(Exercise prompt)
Output the material below in full, exactly as it is.

Start of Supplied records

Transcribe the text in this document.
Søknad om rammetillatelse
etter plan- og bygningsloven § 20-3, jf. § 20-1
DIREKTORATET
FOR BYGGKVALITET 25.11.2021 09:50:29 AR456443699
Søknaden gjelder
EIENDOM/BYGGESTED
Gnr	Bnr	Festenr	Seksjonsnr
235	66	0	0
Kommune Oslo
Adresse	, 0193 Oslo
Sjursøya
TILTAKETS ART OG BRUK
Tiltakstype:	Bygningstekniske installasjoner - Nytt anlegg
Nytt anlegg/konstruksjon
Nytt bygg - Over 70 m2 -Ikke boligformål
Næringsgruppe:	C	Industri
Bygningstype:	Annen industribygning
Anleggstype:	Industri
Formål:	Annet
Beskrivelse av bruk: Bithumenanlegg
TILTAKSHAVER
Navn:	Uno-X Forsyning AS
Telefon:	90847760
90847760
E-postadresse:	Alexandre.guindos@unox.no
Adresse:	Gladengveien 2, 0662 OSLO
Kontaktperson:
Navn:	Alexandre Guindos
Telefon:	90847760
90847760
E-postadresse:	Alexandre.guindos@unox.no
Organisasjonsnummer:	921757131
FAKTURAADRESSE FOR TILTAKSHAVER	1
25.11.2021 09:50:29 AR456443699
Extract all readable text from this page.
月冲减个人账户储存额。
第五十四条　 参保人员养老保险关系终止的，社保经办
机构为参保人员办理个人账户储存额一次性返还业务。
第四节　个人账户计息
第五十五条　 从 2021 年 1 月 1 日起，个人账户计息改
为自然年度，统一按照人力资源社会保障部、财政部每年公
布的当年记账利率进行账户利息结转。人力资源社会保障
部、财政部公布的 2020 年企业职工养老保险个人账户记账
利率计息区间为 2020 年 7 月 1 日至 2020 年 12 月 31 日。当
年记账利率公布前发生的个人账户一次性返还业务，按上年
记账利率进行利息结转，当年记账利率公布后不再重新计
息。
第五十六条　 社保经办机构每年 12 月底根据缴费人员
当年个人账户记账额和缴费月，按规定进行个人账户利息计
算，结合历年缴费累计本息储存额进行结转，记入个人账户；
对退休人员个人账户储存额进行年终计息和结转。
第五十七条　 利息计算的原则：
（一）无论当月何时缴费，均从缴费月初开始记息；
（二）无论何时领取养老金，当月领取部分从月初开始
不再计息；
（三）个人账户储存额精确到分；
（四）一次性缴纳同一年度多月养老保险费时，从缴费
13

End of Supplied records

(Written solution)
Transcribe the text in this document.
Søknad om rammetillatelse
etter plan- og bygningsloven § 20-3, jf. § 20-1
DIREKTORATET
FOR BYGGKVALITET 25.11.2021 09:50:29 AR456443699
Søknaden gjelder
EIENDOM/BYGGESTED
Gnr	Bnr	Festenr	Seksjonsnr
235	66	0	0
Kommune Oslo
Adresse	, 0193 Oslo
Sjursøya
TILTAKETS ART OG BRUK
Tiltakstype:	Bygningstekniske installasjoner - Nytt anlegg
Nytt anlegg/konstruksjon
Nytt bygg - Over 70 m2 -Ikke boligformål
Næringsgruppe:	C	Industri
Bygningstype:	Annen industribygning
Anleggstype:	Industri
Formål:	Annet
Beskrivelse av bruk: Bithumenanlegg
TILTAKSHAVER
Navn:	Uno-X Forsyning AS
Telefon:	90847760
90847760
E-postadresse:	Alexandre.guindos@unox.no
Adresse:	Gladengveien 2, 0662 OSLO
Kontaktperson:
Navn:	Alexandre Guindos
Telefon:	90847760
90847760
E-postadresse:	Alexandre.guindos@unox.no
Organisasjonsnummer:	921757131
FAKTURAADRESSE FOR TILTAKSHAVER	1
25.11.2021 09:50:29 AR456443699
Extract all readable text from this page.
月冲减个人账户储存额。
第五十四条　 参保人员养老保险关系终止的，社保经办
机构为参保人员办理个人账户储存额一次性返还业务。
第四节　个人账户计息
第五十五条　 从 2021 年 1 月 1 日起，个人账户计息改
为自然年度，统一按照人力资源社会保障部、财政部每年公
布的当年记账利率进行账户利息结转。人力资源社会保障
部、财政部公布的 2020 年企业职工养老保险个人账户记账
利率计息区间为 2020 年 7 月 1 日至 2020 年 12 月 31 日。当
年记账利率公布前发生的个人账户一次性返还业务，按上年
记账利率进行利息结转，当年记账利率公布后不再重新计
息。
第五十六条　 社保经办机构每年 12 月底根据缴费人员
当年个人账户记账额和缴费月，按规定进行个人账户利息计
算，结合历年缴费累计本息储存额进行结转，记入个人账户；
对退休人员个人账户储存额进行年终计息和结转。
第五十七条　 利息计算的原则：
（一）无论当月何时缴费，均从缴费月初开始记息；
（二）无论何时领取养老金，当月领取部分从月初开始
不再计息；
（三）个人账户储存额精确到分；
（四）一次性缴纳同一年度多月养老保险费时，从缴费
13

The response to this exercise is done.